Dataset rows about figures
START
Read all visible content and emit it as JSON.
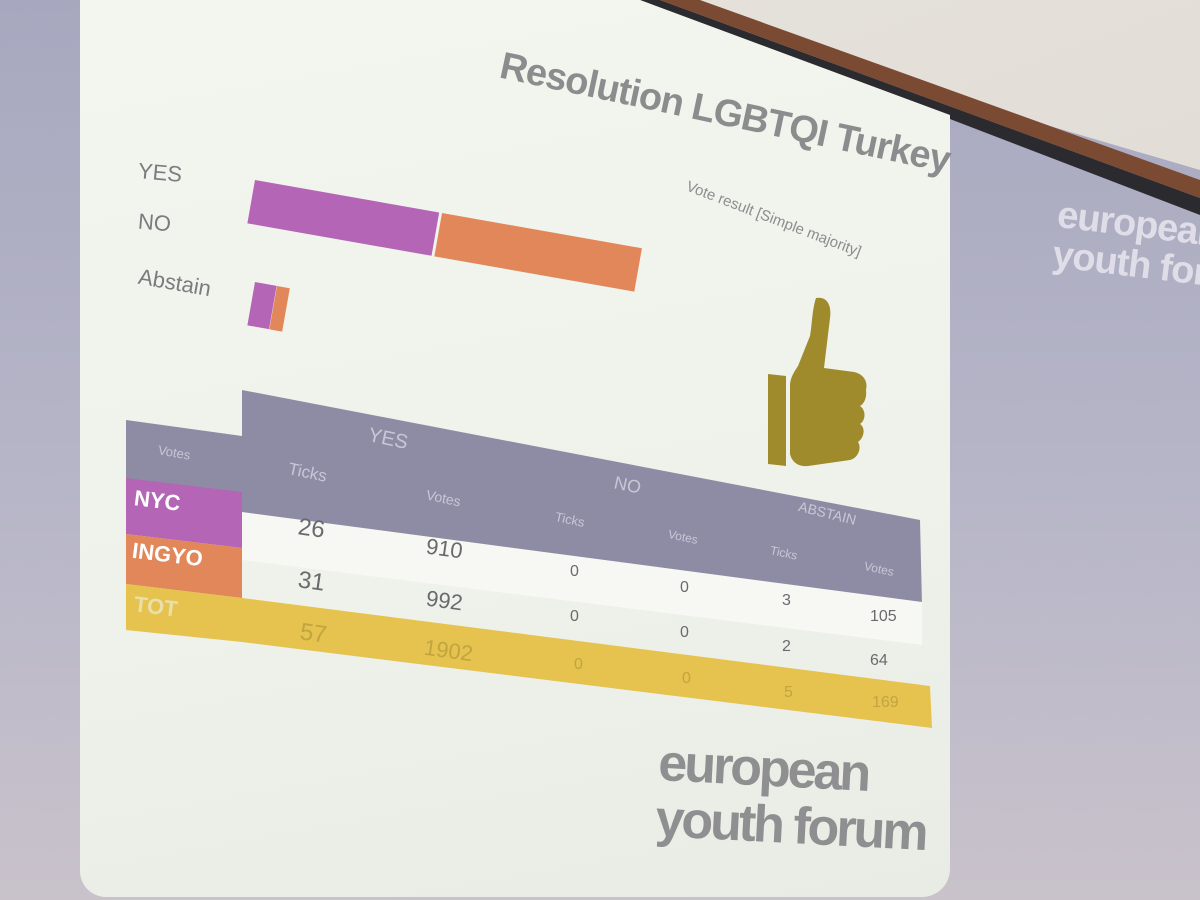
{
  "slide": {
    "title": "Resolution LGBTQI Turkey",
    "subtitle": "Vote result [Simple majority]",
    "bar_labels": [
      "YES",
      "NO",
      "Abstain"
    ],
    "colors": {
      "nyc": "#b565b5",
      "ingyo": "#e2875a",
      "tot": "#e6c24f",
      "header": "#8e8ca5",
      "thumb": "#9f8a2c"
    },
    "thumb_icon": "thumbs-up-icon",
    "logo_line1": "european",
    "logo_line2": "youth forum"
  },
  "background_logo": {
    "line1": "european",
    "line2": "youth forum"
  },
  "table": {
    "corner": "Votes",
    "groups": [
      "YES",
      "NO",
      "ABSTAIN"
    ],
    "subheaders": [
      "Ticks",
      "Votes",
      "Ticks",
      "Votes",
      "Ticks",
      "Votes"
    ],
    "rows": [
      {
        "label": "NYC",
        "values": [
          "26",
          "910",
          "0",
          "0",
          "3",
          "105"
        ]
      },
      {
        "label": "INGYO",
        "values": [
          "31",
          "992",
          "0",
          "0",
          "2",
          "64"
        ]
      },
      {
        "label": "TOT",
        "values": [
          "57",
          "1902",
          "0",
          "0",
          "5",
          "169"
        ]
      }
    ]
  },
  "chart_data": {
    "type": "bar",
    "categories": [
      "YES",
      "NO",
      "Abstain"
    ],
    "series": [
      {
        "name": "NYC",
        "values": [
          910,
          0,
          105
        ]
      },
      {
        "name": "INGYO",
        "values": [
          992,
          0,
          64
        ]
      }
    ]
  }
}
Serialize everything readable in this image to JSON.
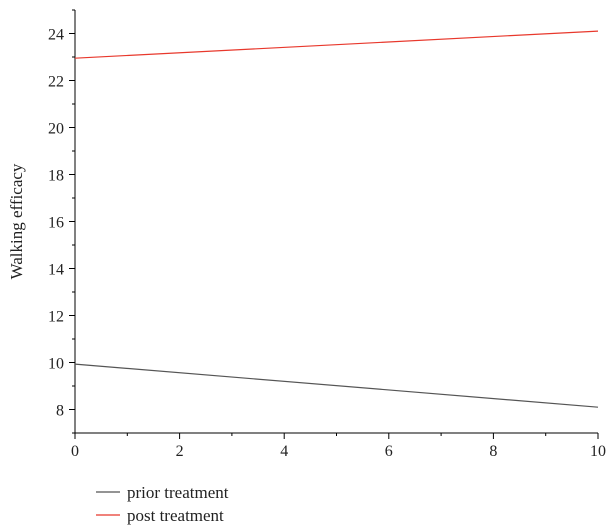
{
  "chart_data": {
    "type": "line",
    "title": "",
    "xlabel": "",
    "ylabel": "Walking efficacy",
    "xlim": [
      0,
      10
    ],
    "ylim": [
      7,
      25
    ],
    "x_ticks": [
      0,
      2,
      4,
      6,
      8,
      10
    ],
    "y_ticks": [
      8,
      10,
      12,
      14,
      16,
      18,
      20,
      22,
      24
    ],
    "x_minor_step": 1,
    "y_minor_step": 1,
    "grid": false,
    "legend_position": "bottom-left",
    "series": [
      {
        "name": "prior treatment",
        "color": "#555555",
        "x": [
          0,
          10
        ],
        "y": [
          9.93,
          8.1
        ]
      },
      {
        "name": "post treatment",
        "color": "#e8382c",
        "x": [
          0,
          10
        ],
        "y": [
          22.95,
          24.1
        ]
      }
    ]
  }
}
END
> [TASK REQUIREMENTS]:
Write out each entry exactly as given, but skip the pictures.

> [RESULT]:
Read all visible content and emit it as JSON.
{
  "slide": {
    "title": "Resolution LGBTQI Turkey",
    "subtitle": "Vote result [Simple majority]",
    "bar_labels": [
      "YES",
      "NO",
      "Abstain"
    ],
    "colors": {
      "nyc": "#b565b5",
      "ingyo": "#e2875a",
      "tot": "#e6c24f",
      "header": "#8e8ca5",
      "thumb": "#9f8a2c"
    },
    "thumb_icon": "thumbs-up-icon",
    "logo_line1": "european",
    "logo_line2": "youth forum"
  },
  "background_logo": {
    "line1": "european",
    "line2": "youth forum"
  },
  "table": {
    "corner": "Votes",
    "groups": [
      "YES",
      "NO",
      "ABSTAIN"
    ],
    "subheaders": [
      "Ticks",
      "Votes",
      "Ticks",
      "Votes",
      "Ticks",
      "Votes"
    ],
    "rows": [
      {
        "label": "NYC",
        "values": [
          "26",
          "910",
          "0",
          "0",
          "3",
          "105"
        ]
      },
      {
        "label": "INGYO",
        "values": [
          "31",
          "992",
          "0",
          "0",
          "2",
          "64"
        ]
      },
      {
        "label": "TOT",
        "values": [
          "57",
          "1902",
          "0",
          "0",
          "5",
          "169"
        ]
      }
    ]
  },
  "chart_data": {
    "type": "bar",
    "categories": [
      "YES",
      "NO",
      "Abstain"
    ],
    "series": [
      {
        "name": "NYC",
        "values": [
          910,
          0,
          105
        ]
      },
      {
        "name": "INGYO",
        "values": [
          992,
          0,
          64
        ]
      }
    ]
  }
}
Serialize everything readable in this image to JSON.
{
  "chart_data": {
    "type": "line",
    "title": "",
    "xlabel": "",
    "ylabel": "Walking efficacy",
    "xlim": [
      0,
      10
    ],
    "ylim": [
      7,
      25
    ],
    "x_ticks": [
      0,
      2,
      4,
      6,
      8,
      10
    ],
    "y_ticks": [
      8,
      10,
      12,
      14,
      16,
      18,
      20,
      22,
      24
    ],
    "x_minor_step": 1,
    "y_minor_step": 1,
    "grid": false,
    "legend_position": "bottom-left",
    "series": [
      {
        "name": "prior treatment",
        "color": "#555555",
        "x": [
          0,
          10
        ],
        "y": [
          9.93,
          8.1
        ]
      },
      {
        "name": "post treatment",
        "color": "#e8382c",
        "x": [
          0,
          10
        ],
        "y": [
          22.95,
          24.1
        ]
      }
    ]
  }
}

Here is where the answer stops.